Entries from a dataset
------

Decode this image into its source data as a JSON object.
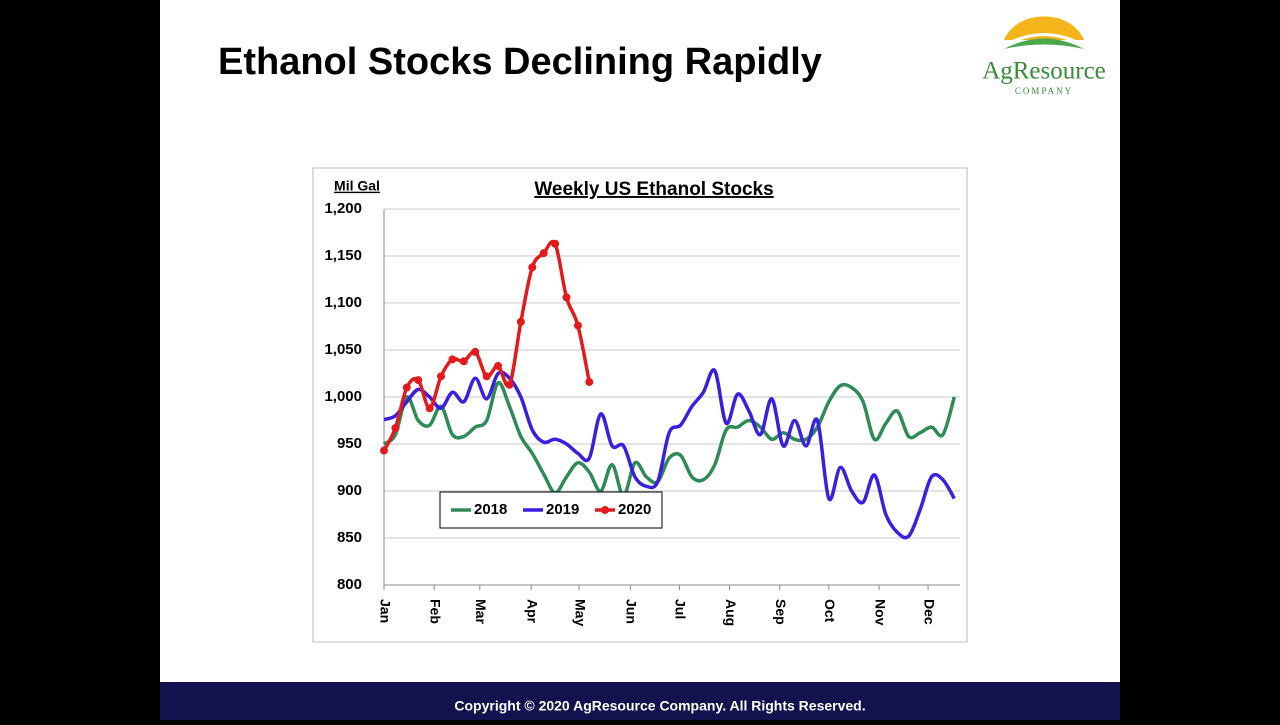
{
  "slide": {
    "title": "Ethanol Stocks Declining Rapidly",
    "footer": "Copyright © 2020 AgResource Company.  All Rights Reserved."
  },
  "logo": {
    "name": "AgResource",
    "tagline": "COMPANY"
  },
  "chart_data": {
    "type": "line",
    "title": "Weekly US Ethanol Stocks",
    "y_label": "Mil Gal",
    "x": [
      0,
      1,
      2,
      3,
      4,
      5,
      6,
      7,
      8,
      9,
      10,
      11,
      12,
      13,
      14,
      15,
      16,
      17,
      18,
      19,
      20,
      21,
      22,
      23,
      24,
      25,
      26,
      27,
      28,
      29,
      30,
      31,
      32,
      33,
      34,
      35,
      36,
      37,
      38,
      39,
      40,
      41,
      42,
      43,
      44,
      45,
      46,
      47,
      48,
      49,
      50
    ],
    "xlim": [
      0,
      50.5
    ],
    "xticks": [
      {
        "value": 0,
        "label": "Jan"
      },
      {
        "value": 4.4,
        "label": "Feb"
      },
      {
        "value": 8.4,
        "label": "Mar"
      },
      {
        "value": 12.9,
        "label": "Apr"
      },
      {
        "value": 17.1,
        "label": "May"
      },
      {
        "value": 21.6,
        "label": "Jun"
      },
      {
        "value": 25.9,
        "label": "Jul"
      },
      {
        "value": 30.3,
        "label": "Aug"
      },
      {
        "value": 34.7,
        "label": "Sep"
      },
      {
        "value": 39,
        "label": "Oct"
      },
      {
        "value": 43.4,
        "label": "Nov"
      },
      {
        "value": 47.7,
        "label": "Dec"
      }
    ],
    "ylim": [
      800,
      1200
    ],
    "yticks": [
      800,
      850,
      900,
      950,
      {
        "value": 1000,
        "label": "1,000"
      },
      {
        "value": 1050,
        "label": "1,050"
      },
      {
        "value": 1100,
        "label": "1,100"
      },
      {
        "value": 1150,
        "label": "1,150"
      },
      {
        "value": 1200,
        "label": "1,200"
      }
    ],
    "grid": true,
    "series": [
      {
        "name": "2018",
        "color": "#2e8b57",
        "markers": false,
        "values": [
          950,
          960,
          1000,
          975,
          970,
          990,
          960,
          958,
          968,
          975,
          1015,
          990,
          958,
          940,
          918,
          898,
          915,
          930,
          920,
          900,
          928,
          895,
          930,
          915,
          910,
          935,
          938,
          915,
          912,
          928,
          965,
          968,
          975,
          968,
          955,
          962,
          955,
          955,
          968,
          995,
          1012,
          1010,
          995,
          955,
          972,
          985,
          958,
          962,
          968,
          960,
          1000
        ]
      },
      {
        "name": "2019",
        "color": "#3a1fe0",
        "markers": false,
        "values": [
          976,
          980,
          995,
          1008,
          1000,
          988,
          1005,
          995,
          1020,
          998,
          1025,
          1020,
          1000,
          965,
          952,
          955,
          950,
          940,
          935,
          982,
          948,
          948,
          915,
          905,
          910,
          962,
          970,
          990,
          1005,
          1028,
          972,
          1003,
          985,
          960,
          998,
          948,
          975,
          948,
          975,
          892,
          925,
          900,
          888,
          917,
          875,
          856,
          852,
          880,
          915,
          912,
          892
        ]
      },
      {
        "name": "2020",
        "color": "#e31a1c",
        "markers": true,
        "values": [
          943,
          967,
          1010,
          1018,
          988,
          1022,
          1040,
          1038,
          1048,
          1022,
          1033,
          1013,
          1080,
          1138,
          1153,
          1163,
          1106,
          1076,
          1016,
          null,
          null,
          null,
          null,
          null,
          null,
          null,
          null,
          null,
          null,
          null,
          null,
          null,
          null,
          null,
          null,
          null,
          null,
          null,
          null,
          null,
          null,
          null,
          null,
          null,
          null,
          null,
          null,
          null,
          null,
          null,
          null
        ]
      }
    ]
  }
}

------

From the listing, copy each line containing the word "Ethanol".

Full response »
    "title": "Ethanol Stocks Declining Rapidly",
    "title": "Weekly US Ethanol Stocks",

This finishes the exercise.